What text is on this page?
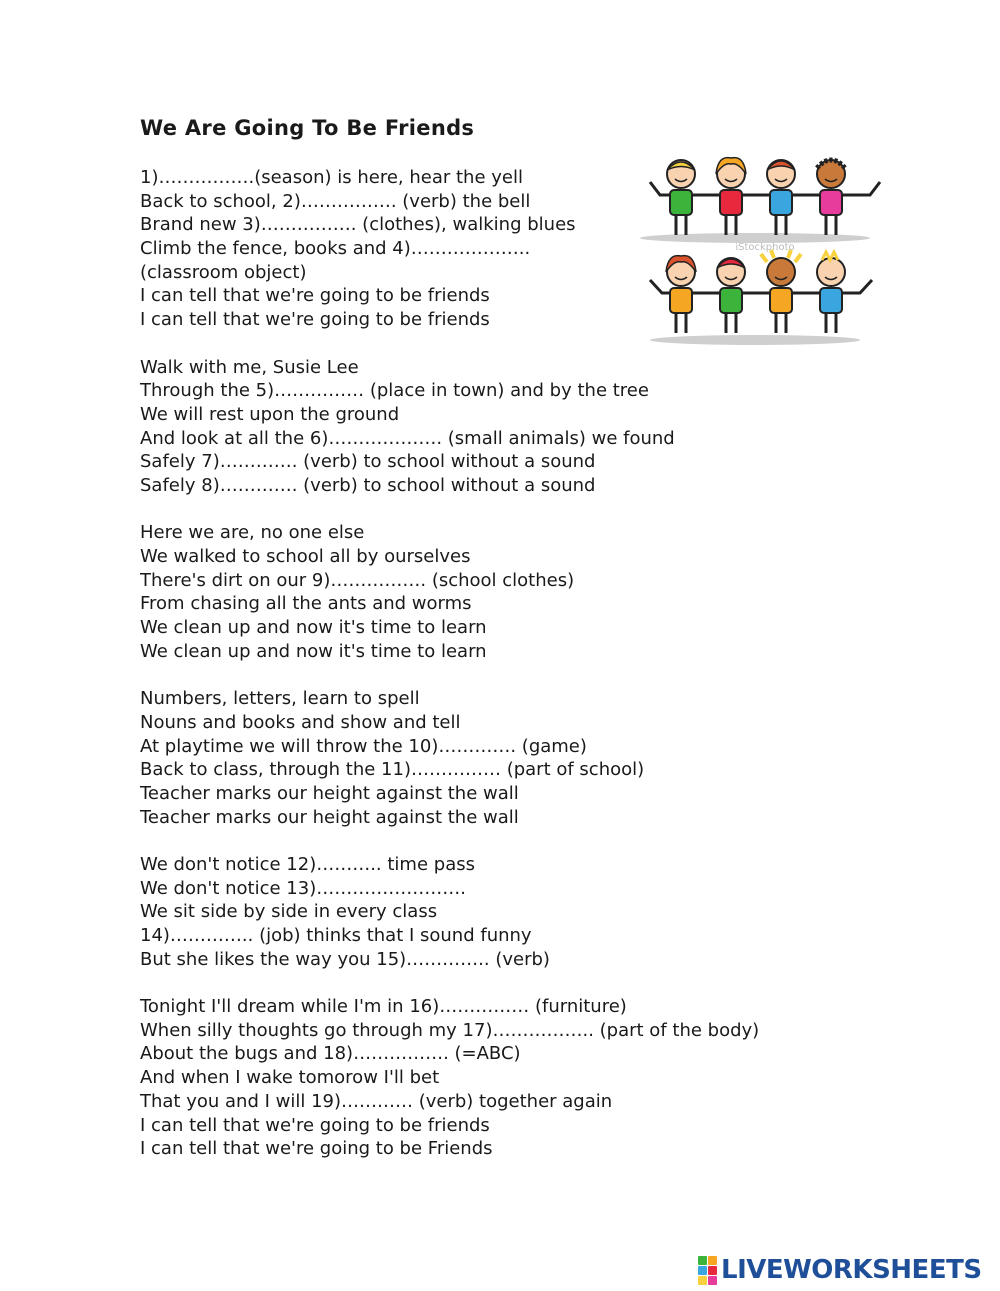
We Are Going To Be Friends
1)…………….(season) is here, hear the yell
Back to school, 2)……………. (verb) the bell
Brand new 3)……………. (clothes), walking blues
Climb the fence, books and 4)………………..
(classroom object)
I can tell that we're going to be friends
I can tell that we're going to be friends
Walk with me, Susie Lee
Through the 5)…………… (place in town) and by the tree
We will rest upon the ground
And look at all the 6)………………. (small animals) we found
Safely 7)…………. (verb) to school without a sound
Safely 8)…………. (verb) to school without a sound
Here we are, no one else
We walked to school all by ourselves
There's dirt on our 9)……………. (school clothes)
From chasing all the ants and worms
We clean up and now it's time to learn
We clean up and now it's time to learn
Numbers, letters, learn to spell
Nouns and books and show and tell
At playtime we will throw the 10)…………. (game)
Back to class, through the 11)…………… (part of school)
Teacher marks our height against the wall
Teacher marks our height against the wall
We don't notice 12)……….. time pass
We don't notice 13)…………………….
We sit side by side in every class
14)………….. (job) thinks that I sound funny
But she likes the way you 15)………….. (verb)
Tonight I'll dream while I'm in 16)…………… (furniture)
When silly thoughts go through my 17)…………….. (part of the body)
About the bugs and 18)……………. (=ABC)
And when I wake tomorow I'll bet
That you and I will 19)………… (verb) together again
I can tell that we're going to be friends
I can tell that we're going to be Friends
iStockphoto
LIVEWORKSHEETS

:: SET TASK ::
From the entries above, copy every line containing the word "school".

:: RESPONSE TO THIS TASK ::
Back to school, 2)……………. (verb) the bell
Safely 7)…………. (verb) to school without a sound
Safely 8)…………. (verb) to school without a sound
We walked to school all by ourselves
There's dirt on our 9)……………. (school clothes)
Back to class, through the 11)…………… (part of school)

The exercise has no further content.